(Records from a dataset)

--

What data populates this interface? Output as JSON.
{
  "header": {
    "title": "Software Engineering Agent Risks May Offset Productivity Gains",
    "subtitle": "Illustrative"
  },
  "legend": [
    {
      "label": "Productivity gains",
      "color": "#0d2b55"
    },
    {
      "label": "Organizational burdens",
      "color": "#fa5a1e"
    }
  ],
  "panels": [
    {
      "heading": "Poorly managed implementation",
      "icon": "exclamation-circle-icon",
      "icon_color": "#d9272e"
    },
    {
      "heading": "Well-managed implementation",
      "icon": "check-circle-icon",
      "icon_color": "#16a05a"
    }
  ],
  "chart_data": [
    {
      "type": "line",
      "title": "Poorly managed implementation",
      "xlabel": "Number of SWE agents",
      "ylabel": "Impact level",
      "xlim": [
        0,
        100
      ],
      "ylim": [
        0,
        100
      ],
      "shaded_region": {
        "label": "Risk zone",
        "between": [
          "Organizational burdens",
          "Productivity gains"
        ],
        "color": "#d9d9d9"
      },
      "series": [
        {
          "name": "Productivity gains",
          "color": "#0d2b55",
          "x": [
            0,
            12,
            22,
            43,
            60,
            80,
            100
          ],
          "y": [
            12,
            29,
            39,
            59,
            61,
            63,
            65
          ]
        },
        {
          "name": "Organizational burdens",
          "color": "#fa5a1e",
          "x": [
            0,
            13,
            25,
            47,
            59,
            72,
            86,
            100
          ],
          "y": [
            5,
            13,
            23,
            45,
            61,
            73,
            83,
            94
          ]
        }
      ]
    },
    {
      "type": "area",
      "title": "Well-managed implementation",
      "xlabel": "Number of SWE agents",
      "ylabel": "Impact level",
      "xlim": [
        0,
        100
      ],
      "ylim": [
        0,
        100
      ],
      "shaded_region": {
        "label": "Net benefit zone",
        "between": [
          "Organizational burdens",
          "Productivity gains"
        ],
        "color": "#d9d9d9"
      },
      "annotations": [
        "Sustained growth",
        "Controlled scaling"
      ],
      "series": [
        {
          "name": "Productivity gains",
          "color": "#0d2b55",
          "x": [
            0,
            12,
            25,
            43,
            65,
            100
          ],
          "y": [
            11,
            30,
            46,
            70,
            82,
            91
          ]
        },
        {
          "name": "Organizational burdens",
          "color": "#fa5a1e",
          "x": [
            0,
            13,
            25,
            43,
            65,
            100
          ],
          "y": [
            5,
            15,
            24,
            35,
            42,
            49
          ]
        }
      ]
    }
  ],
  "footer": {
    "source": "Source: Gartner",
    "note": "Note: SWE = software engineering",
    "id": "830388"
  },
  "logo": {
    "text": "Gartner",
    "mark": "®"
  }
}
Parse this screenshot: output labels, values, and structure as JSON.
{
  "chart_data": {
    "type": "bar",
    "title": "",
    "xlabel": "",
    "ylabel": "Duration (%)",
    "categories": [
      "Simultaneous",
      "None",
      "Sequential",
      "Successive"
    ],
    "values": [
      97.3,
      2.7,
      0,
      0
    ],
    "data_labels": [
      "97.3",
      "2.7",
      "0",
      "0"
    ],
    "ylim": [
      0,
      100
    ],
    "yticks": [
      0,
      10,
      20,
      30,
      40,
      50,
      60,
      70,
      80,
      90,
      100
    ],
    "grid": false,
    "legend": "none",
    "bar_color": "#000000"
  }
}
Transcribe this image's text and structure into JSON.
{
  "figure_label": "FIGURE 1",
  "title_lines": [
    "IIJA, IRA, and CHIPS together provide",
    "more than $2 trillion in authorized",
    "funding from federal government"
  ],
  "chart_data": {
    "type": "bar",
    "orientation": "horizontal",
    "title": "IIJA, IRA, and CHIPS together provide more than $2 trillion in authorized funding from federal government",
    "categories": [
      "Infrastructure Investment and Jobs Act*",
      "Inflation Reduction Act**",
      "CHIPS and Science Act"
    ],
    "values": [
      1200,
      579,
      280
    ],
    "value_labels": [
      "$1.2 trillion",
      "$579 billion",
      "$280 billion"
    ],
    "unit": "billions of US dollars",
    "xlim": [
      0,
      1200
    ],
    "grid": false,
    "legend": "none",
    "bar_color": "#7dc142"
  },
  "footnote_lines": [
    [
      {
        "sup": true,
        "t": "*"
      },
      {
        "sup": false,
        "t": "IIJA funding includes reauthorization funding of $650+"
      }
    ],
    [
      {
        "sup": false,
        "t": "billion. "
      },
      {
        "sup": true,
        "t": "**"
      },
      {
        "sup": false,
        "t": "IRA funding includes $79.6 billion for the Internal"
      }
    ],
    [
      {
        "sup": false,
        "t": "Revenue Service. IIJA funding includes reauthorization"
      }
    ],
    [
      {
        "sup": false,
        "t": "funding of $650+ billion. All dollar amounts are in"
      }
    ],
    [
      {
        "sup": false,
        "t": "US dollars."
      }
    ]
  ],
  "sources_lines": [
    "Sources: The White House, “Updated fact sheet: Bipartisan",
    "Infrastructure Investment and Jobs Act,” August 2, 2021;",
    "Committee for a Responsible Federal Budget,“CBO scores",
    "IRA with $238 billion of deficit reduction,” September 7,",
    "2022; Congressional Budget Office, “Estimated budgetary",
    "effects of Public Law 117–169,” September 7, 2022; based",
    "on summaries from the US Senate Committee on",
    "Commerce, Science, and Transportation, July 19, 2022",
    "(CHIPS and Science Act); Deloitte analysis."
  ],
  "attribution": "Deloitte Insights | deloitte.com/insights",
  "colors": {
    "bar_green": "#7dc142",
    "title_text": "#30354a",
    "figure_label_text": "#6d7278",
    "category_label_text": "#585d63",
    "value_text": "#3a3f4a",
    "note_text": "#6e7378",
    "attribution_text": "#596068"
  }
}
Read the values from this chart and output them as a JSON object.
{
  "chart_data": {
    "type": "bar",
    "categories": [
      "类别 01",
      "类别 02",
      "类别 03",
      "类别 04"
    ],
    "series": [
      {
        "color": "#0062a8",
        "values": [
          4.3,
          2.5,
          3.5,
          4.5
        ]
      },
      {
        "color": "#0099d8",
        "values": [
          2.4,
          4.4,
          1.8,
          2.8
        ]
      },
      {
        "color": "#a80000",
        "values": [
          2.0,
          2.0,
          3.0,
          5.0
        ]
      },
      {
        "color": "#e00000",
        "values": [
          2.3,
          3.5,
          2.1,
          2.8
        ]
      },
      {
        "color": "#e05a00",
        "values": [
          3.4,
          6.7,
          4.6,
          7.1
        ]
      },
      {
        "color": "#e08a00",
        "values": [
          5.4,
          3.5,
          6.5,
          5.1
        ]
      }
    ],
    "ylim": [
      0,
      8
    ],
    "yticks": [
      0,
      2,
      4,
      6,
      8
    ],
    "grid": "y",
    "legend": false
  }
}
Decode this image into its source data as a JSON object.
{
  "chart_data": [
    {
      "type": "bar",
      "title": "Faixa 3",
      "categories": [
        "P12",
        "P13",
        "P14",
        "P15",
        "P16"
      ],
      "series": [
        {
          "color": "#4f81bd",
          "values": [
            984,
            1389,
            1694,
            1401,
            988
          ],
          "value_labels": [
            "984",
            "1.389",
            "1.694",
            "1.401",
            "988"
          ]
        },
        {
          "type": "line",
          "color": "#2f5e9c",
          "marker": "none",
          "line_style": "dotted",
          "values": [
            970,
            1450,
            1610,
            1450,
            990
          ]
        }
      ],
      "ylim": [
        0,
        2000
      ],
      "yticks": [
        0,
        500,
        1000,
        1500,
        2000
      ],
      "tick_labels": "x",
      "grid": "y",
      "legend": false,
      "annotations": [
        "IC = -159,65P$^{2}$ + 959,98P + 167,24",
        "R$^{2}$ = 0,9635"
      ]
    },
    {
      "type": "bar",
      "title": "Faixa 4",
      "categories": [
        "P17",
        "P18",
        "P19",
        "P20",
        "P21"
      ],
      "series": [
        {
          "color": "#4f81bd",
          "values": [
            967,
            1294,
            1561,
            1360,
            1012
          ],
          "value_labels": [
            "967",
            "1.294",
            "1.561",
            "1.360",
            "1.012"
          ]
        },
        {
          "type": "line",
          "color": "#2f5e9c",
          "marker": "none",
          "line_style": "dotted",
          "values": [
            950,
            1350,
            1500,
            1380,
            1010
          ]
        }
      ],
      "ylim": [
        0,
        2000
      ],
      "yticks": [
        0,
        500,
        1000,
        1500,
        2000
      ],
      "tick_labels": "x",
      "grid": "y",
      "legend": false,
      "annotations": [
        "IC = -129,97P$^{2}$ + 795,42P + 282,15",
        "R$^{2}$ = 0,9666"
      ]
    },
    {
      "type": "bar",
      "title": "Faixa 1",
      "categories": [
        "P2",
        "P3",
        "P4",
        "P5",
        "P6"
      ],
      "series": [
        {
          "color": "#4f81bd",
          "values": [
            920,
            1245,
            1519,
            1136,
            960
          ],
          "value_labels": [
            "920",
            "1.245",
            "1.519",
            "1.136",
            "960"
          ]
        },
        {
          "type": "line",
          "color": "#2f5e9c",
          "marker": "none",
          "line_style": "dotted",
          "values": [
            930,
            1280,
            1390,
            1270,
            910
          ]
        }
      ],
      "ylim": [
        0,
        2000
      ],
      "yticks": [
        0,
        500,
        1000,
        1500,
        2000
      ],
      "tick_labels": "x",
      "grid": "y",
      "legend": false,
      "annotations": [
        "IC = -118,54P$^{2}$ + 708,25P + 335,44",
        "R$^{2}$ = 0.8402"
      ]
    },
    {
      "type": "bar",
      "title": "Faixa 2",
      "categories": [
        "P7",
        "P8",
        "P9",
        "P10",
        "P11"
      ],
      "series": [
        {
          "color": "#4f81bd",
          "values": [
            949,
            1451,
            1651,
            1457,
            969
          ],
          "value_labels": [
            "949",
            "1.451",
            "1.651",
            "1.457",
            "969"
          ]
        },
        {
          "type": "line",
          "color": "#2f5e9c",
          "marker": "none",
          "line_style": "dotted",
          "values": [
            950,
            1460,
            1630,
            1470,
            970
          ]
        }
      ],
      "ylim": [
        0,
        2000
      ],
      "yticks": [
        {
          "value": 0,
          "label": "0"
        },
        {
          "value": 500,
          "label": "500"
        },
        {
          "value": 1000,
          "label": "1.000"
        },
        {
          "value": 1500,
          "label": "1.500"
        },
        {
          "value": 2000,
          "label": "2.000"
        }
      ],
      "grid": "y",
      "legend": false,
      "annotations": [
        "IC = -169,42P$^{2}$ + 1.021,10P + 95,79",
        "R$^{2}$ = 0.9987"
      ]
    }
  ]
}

--

→ **The exercise**: Pick out every line of the listing containing the word "this", and show those lines.

→ **Reply to the task**:
What data populates this interface? Output as JSON.
Parse this screenshot: output labels, values, and structure as JSON.
Transcribe this image's text and structure into JSON.
Read the values from this chart and output them as a JSON object.
Decode this image into its source data as a JSON object.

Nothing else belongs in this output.